··· Passage to read ···

The JavaScript Anthology (Book review)

When two persons who are well known for their Web standards and JavaScript skills write a book together, expectations are high. And when James “Brothercake” Edwards and Cameron “The Man in Blue” Adams get together and write The JavaScript Anthology, those high expectations are met.

The subtitle “101 Essential Tips, Tricks & Hacks” may make you slightly suspicious of this book. Don’t worry though - this is not a “101 Greatest l33t JavaScript Hacks evah!”-book, but a very thorough guide to writing modern and responsible JavaScript.

In this book, James Edwards and Cameron Adams share loads and loads of extremely useful code examples, all very well explained. You’ll learn how to work with numbers, strings, arrays, cookies, dates, images, and much more. The authors also cover more advanced topics like how to use JavaScript with Flash, how to build web applications with JavaScript, and object oriented programming.

Reading the book made me realise that there are many ways of improving my own scripts, and I believe that I now have a much better understanding of some of the more advanced areas of JavaScript.

The JavaScript Anthology teaches scripting the right way. All scripts are unobtrusive, cross-platform, and will degrade gracefully. An entire (and long) chapter is devoted to JavaScript and accessibility.

It is of course inevitable for a book that contains advanced JavaScript techniques to also describe client-induced bling bling techniques such as drag-and-drop, scrolling news tickers, and fly-out menus. The good thing is that accessibility and usability are always discussed, and the reader is warned of any potential problems in those areas. In the end, it is up to you to use what you learn from this book in a responsible way.

Seriously, this book is a must-have. If you’re not a JavaScript enthusiast now, you will be by the time you finish reading The JavaScript Anthology.

As with all SitePoint books, there are sample chapters you can download to find out if the book is right for you.

The JavaScript Anthology : 101 Essential Tips, Tricks & Hacks
Authors: Cameron Adams and James Edwards
ISBN: 0975240269

Posted on August 4, 2006 in Reviews


  1. August 4, 2006 by Johan

    I interviewed recently one of the two authors namely Cameron Adams. I asked him about the book as well. If this may be of intrest for anyone.

    link to article

  2. August 5, 2006 by Poncho

    I thought I had a pretty good grasp of javascript, but there are always new things to learn and this book gave me plenty to think about.

    It is indeed a great book and I have added it to my rapidly growing library along with SitePoint’s “Build your own AJAX Web Applications” for some light reading when I get time.

···

Activity 1: In the book review, replace "sample chapters" with "excerpts" and write out the passage from "Seriously, this book" up to and including "right for you.".
Activity 2: According to the book review, what topic does an entire chapter of the book cover?

··· Exercise data ···

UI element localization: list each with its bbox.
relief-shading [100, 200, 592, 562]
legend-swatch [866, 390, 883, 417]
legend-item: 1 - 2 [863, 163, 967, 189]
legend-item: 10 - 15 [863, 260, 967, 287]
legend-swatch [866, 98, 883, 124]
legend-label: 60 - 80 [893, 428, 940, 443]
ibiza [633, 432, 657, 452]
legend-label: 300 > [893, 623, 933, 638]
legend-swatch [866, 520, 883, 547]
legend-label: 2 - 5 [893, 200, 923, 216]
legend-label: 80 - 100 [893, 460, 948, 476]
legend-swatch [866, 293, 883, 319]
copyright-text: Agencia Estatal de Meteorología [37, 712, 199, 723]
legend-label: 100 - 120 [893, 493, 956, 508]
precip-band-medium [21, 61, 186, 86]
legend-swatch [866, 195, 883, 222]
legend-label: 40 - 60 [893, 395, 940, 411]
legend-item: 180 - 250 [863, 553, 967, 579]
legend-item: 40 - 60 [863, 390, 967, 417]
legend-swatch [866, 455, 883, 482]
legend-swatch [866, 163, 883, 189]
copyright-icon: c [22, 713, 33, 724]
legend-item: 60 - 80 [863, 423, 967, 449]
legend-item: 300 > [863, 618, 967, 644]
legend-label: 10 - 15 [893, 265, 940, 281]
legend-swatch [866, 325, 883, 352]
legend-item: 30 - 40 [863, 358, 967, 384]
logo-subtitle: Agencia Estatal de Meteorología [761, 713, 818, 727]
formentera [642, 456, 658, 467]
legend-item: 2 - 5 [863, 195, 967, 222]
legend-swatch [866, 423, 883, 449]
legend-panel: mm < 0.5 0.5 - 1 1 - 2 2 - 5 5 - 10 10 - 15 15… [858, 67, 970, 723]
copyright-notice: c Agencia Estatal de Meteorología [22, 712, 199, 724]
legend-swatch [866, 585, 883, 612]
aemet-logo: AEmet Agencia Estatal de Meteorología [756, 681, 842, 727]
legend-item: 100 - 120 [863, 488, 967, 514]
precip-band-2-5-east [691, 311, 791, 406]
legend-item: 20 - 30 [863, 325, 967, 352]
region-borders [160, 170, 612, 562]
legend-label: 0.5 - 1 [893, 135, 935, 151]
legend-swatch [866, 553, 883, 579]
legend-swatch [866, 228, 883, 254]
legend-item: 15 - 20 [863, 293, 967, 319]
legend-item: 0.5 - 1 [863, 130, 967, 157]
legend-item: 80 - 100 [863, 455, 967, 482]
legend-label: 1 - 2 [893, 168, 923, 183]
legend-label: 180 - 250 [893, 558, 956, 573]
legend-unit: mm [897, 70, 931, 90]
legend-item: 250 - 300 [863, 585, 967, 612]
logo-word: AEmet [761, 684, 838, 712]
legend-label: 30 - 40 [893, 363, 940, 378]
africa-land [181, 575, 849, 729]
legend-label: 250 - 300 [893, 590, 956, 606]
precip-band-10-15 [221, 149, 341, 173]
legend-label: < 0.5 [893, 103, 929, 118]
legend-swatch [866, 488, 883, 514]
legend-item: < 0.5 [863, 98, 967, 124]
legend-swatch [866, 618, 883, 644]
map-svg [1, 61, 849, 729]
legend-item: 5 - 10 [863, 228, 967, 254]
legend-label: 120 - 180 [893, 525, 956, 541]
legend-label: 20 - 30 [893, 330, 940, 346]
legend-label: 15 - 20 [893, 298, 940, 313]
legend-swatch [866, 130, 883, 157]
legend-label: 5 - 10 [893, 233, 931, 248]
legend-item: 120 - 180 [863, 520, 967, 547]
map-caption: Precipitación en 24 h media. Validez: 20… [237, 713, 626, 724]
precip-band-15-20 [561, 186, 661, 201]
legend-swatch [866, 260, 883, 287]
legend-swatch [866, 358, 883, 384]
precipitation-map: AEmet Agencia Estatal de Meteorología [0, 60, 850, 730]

···

Final answer 1:
Seriously, this book is a must-have. If you’re not a JavaScript enthusiast now, you will be by the time you finish reading The JavaScript Anthology.

As with all SitePoint books, there are excerpts you can download to find out if the book is right for you.

Final answer 2: JavaScript and accessibility.